» Directions
Could you transcribe the material below exactly, without leaving out a single line?
═════ Records for the task ═════
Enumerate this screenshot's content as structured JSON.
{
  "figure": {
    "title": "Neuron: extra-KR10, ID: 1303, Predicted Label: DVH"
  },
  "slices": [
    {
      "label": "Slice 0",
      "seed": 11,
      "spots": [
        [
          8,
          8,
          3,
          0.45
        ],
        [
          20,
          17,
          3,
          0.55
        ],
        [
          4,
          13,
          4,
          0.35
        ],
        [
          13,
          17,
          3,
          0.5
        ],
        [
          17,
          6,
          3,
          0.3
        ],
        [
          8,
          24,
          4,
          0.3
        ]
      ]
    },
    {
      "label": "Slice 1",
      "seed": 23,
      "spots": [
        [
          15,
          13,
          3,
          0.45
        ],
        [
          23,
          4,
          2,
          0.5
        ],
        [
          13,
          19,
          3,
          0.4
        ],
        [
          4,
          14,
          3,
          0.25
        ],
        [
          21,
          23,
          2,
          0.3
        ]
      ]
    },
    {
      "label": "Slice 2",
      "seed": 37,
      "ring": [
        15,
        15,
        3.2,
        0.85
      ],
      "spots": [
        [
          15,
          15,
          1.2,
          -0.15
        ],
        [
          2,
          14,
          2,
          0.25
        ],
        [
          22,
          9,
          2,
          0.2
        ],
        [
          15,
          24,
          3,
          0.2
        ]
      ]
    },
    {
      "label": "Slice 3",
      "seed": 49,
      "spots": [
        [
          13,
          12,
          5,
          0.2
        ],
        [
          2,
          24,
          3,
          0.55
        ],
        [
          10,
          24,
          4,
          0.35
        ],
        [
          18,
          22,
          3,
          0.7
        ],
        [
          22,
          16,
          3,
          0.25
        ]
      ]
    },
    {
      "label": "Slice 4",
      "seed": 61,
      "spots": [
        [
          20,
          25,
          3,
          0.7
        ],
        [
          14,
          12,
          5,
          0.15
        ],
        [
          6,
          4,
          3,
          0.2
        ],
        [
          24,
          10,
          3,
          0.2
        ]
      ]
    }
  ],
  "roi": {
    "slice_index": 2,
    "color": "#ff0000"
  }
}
═════
» The completed task
Enumerate this screenshot's content as structured JSON.
{
  "figure": {
    "title": "Neuron: extra-KR10, ID: 1303, Predicted Label: DVH"
  },
  "slices": [
    {
      "label": "Slice 0",
      "seed": 11,
      "spots": [
        [
          8,
          8,
          3,
          0.45
        ],
        [
          20,
          17,
          3,
          0.55
        ],
        [
          4,
          13,
          4,
          0.35
        ],
        [
          13,
          17,
          3,
          0.5
        ],
        [
          17,
          6,
          3,
          0.3
        ],
        [
          8,
          24,
          4,
          0.3
        ]
      ]
    },
    {
      "label": "Slice 1",
      "seed": 23,
      "spots": [
        [
          15,
          13,
          3,
          0.45
        ],
        [
          23,
          4,
          2,
          0.5
        ],
        [
          13,
          19,
          3,
          0.4
        ],
        [
          4,
          14,
          3,
          0.25
        ],
        [
          21,
          23,
          2,
          0.3
        ]
      ]
    },
    {
      "label": "Slice 2",
      "seed": 37,
      "ring": [
        15,
        15,
        3.2,
        0.85
      ],
      "spots": [
        [
          15,
          15,
          1.2,
          -0.15
        ],
        [
          2,
          14,
          2,
          0.25
        ],
        [
          22,
          9,
          2,
          0.2
        ],
        [
          15,
          24,
          3,
          0.2
        ]
      ]
    },
    {
      "label": "Slice 3",
      "seed": 49,
      "spots": [
        [
          13,
          12,
          5,
          0.2
        ],
        [
          2,
          24,
          3,
          0.55
        ],
        [
          10,
          24,
          4,
          0.35
        ],
        [
          18,
          22,
          3,
          0.7
        ],
        [
          22,
          16,
          3,
          0.25
        ]
      ]
    },
    {
      "label": "Slice 4",
      "seed": 61,
      "spots": [
        [
          20,
          25,
          3,
          0.7
        ],
        [
          14,
          12,
          5,
          0.15
        ],
        [
          6,
          4,
          3,
          0.2
        ],
        [
          24,
          10,
          3,
          0.2
        ]
      ]
    }
  ],
  "roi": {
    "slice_index": 2,
    "color": "#ff0000"
  }
}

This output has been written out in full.